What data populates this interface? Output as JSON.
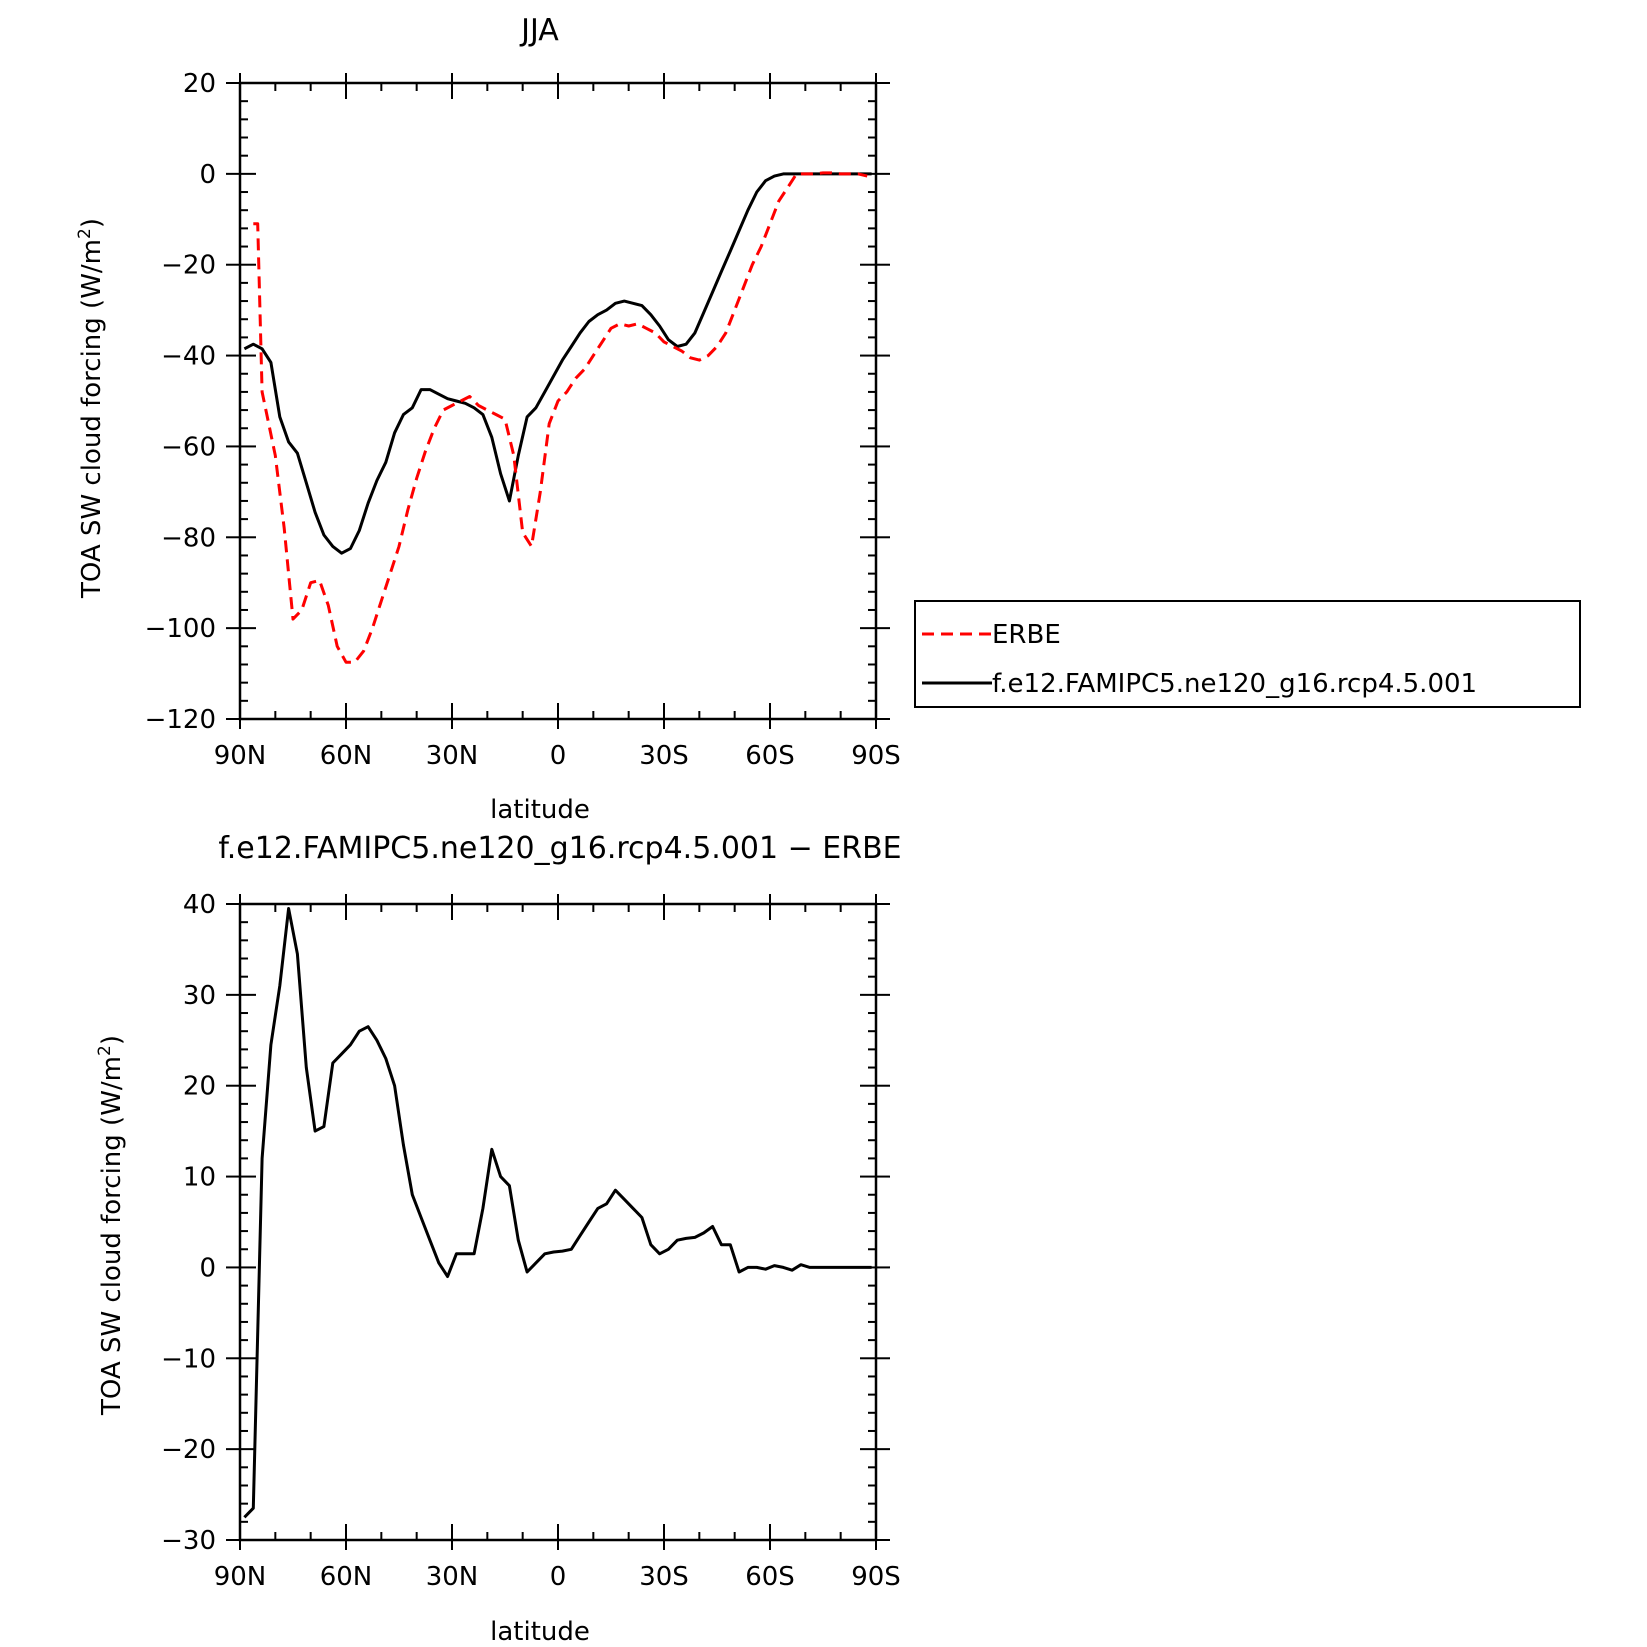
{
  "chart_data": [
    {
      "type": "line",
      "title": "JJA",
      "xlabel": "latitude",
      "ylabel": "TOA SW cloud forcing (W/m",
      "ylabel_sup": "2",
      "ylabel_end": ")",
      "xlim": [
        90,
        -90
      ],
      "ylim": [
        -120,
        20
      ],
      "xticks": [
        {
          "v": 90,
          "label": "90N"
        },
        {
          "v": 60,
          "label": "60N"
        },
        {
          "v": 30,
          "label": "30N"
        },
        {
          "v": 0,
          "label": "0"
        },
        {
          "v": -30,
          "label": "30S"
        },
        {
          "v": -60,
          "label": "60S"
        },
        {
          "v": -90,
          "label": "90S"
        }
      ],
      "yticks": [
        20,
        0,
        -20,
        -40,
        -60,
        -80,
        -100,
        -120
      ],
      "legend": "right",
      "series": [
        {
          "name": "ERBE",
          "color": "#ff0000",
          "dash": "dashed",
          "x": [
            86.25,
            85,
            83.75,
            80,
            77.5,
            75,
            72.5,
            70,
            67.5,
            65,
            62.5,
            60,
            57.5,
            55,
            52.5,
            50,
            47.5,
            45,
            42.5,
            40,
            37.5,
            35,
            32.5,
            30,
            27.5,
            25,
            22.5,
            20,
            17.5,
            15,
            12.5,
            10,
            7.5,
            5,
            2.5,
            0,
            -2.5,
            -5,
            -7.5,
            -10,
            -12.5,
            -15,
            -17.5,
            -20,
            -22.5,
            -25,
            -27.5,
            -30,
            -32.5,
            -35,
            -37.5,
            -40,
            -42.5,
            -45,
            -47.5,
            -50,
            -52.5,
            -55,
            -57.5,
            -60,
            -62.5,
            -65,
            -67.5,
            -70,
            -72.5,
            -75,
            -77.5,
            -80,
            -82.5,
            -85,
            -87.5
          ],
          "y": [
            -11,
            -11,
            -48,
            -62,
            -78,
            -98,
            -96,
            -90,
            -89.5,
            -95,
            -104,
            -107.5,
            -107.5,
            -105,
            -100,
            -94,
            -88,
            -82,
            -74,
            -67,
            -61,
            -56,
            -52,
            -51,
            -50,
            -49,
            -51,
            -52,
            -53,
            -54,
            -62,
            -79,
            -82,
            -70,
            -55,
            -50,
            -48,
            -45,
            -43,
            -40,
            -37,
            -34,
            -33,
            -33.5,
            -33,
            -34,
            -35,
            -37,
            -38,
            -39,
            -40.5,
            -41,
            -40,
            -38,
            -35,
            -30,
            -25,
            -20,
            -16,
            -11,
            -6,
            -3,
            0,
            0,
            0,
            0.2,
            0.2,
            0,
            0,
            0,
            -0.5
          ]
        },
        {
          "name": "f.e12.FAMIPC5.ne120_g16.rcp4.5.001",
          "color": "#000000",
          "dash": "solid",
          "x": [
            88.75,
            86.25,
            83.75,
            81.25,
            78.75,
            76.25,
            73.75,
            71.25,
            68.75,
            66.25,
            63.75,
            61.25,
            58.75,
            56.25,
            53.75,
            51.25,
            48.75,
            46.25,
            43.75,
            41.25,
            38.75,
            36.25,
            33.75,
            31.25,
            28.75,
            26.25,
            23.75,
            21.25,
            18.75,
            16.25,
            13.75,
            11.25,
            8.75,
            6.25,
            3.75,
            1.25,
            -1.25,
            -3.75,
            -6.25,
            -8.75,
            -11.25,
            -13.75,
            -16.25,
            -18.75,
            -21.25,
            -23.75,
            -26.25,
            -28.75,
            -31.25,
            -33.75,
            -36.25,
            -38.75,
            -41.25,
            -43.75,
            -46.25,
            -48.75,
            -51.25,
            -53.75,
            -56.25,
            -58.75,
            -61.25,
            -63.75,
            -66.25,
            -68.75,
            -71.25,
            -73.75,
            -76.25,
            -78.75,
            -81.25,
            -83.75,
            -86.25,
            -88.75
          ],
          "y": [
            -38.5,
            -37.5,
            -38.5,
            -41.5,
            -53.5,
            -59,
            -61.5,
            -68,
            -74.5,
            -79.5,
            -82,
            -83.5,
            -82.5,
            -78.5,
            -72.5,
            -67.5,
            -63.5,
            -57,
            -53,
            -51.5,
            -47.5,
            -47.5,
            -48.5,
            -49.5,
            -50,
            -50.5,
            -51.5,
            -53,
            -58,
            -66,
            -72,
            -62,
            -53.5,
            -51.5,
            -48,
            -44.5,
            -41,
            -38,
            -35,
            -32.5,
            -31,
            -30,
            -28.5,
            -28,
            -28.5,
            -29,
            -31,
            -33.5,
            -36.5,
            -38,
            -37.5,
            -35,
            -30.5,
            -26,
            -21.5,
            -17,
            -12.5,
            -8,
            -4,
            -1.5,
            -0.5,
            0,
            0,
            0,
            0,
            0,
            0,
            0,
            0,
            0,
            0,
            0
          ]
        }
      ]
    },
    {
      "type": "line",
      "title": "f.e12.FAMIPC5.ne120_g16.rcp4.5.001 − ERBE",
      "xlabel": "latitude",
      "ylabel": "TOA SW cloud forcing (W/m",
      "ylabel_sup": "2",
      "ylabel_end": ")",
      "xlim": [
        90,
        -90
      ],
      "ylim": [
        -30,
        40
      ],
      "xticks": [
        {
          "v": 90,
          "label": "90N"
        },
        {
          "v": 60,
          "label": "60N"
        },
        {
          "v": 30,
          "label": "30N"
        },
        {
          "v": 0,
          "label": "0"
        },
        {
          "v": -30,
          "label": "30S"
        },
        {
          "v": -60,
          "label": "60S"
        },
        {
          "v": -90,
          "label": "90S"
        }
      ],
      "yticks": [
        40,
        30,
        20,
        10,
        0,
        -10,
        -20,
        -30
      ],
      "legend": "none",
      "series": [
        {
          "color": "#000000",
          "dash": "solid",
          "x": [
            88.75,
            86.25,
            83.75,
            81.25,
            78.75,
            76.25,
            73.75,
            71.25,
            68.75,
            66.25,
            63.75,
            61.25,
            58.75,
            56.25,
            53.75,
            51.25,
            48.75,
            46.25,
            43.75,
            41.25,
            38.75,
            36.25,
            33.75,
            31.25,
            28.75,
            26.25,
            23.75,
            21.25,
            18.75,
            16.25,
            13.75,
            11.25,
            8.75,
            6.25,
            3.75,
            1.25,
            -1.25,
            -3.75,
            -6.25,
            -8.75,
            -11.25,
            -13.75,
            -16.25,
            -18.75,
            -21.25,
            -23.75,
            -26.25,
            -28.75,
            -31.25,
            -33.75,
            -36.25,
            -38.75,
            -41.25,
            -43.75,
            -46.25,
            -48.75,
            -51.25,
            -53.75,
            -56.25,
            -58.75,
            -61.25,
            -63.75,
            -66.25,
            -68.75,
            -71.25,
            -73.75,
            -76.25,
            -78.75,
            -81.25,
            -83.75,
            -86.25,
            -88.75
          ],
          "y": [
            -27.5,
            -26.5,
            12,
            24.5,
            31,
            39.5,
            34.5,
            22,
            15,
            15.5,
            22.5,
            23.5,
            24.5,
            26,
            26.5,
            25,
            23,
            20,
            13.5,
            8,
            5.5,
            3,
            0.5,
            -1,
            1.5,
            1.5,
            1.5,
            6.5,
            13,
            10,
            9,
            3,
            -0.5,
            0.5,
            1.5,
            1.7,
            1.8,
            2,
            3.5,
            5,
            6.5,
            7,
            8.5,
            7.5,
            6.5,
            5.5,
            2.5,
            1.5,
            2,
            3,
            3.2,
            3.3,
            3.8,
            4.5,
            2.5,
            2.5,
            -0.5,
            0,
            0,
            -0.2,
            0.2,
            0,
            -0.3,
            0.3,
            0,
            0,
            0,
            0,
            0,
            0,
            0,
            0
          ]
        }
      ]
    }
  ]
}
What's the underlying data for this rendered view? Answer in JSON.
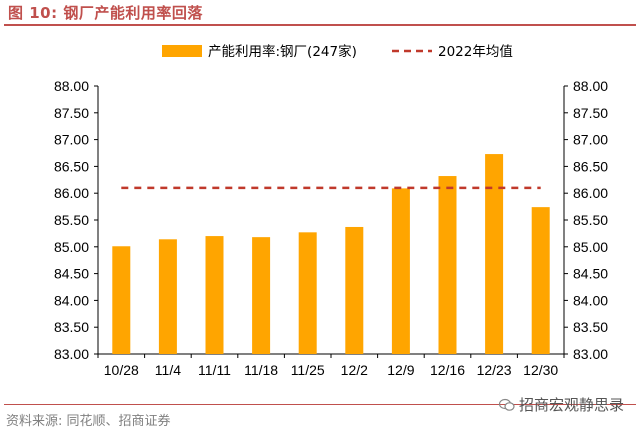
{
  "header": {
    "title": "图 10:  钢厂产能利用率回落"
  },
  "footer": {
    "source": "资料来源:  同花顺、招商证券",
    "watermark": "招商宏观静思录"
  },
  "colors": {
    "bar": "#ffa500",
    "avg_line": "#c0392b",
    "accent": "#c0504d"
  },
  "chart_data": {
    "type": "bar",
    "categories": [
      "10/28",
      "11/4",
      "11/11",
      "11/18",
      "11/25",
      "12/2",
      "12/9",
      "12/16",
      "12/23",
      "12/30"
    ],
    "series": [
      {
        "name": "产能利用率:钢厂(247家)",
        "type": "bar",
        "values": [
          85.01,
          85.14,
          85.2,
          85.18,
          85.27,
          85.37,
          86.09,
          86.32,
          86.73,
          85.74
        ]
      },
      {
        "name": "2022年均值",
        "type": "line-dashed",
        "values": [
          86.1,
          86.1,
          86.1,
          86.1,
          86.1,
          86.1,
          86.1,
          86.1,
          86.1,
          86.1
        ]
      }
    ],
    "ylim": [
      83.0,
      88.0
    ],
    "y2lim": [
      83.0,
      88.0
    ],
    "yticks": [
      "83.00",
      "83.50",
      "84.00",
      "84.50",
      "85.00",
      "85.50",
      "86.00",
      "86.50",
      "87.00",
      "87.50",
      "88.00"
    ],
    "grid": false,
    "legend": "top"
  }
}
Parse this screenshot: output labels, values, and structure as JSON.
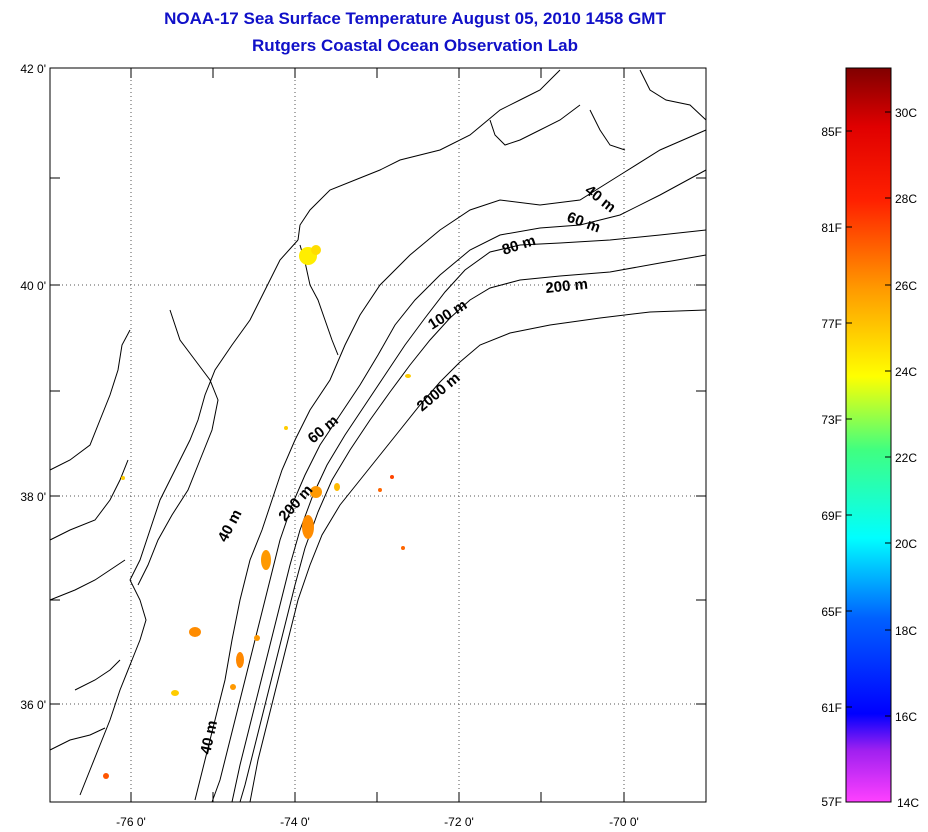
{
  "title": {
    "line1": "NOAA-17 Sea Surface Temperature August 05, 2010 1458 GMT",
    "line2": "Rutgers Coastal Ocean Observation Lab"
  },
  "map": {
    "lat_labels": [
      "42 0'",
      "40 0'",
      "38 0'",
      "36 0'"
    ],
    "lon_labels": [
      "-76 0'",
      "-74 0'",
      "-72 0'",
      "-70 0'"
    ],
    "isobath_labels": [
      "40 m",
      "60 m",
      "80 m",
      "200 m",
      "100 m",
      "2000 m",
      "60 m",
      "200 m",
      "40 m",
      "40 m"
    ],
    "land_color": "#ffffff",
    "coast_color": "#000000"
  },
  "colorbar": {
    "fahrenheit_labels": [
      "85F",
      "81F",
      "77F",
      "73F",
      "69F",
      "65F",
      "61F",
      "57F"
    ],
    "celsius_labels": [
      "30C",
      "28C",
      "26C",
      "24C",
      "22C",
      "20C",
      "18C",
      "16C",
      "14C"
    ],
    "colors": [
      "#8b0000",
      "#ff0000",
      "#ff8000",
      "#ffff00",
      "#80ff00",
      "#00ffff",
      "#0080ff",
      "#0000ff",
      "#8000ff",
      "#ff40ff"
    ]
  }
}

__The task__:
Skip the pictures. Please copy exactly the lines from the one with "Parse this screenshot: output" through the final line of the material above, both ends included.

__Correct answer__:
Parse this screenshot: output labels, values, and structure as JSON.
{
  "title": {
    "line1": "NOAA-17 Sea Surface Temperature August 05, 2010 1458 GMT",
    "line2": "Rutgers Coastal Ocean Observation Lab"
  },
  "map": {
    "lat_labels": [
      "42 0'",
      "40 0'",
      "38 0'",
      "36 0'"
    ],
    "lon_labels": [
      "-76 0'",
      "-74 0'",
      "-72 0'",
      "-70 0'"
    ],
    "isobath_labels": [
      "40 m",
      "60 m",
      "80 m",
      "200 m",
      "100 m",
      "2000 m",
      "60 m",
      "200 m",
      "40 m",
      "40 m"
    ],
    "land_color": "#ffffff",
    "coast_color": "#000000"
  },
  "colorbar": {
    "fahrenheit_labels": [
      "85F",
      "81F",
      "77F",
      "73F",
      "69F",
      "65F",
      "61F",
      "57F"
    ],
    "celsius_labels": [
      "30C",
      "28C",
      "26C",
      "24C",
      "22C",
      "20C",
      "18C",
      "16C",
      "14C"
    ],
    "colors": [
      "#8b0000",
      "#ff0000",
      "#ff8000",
      "#ffff00",
      "#80ff00",
      "#00ffff",
      "#0080ff",
      "#0000ff",
      "#8000ff",
      "#ff40ff"
    ]
  }
}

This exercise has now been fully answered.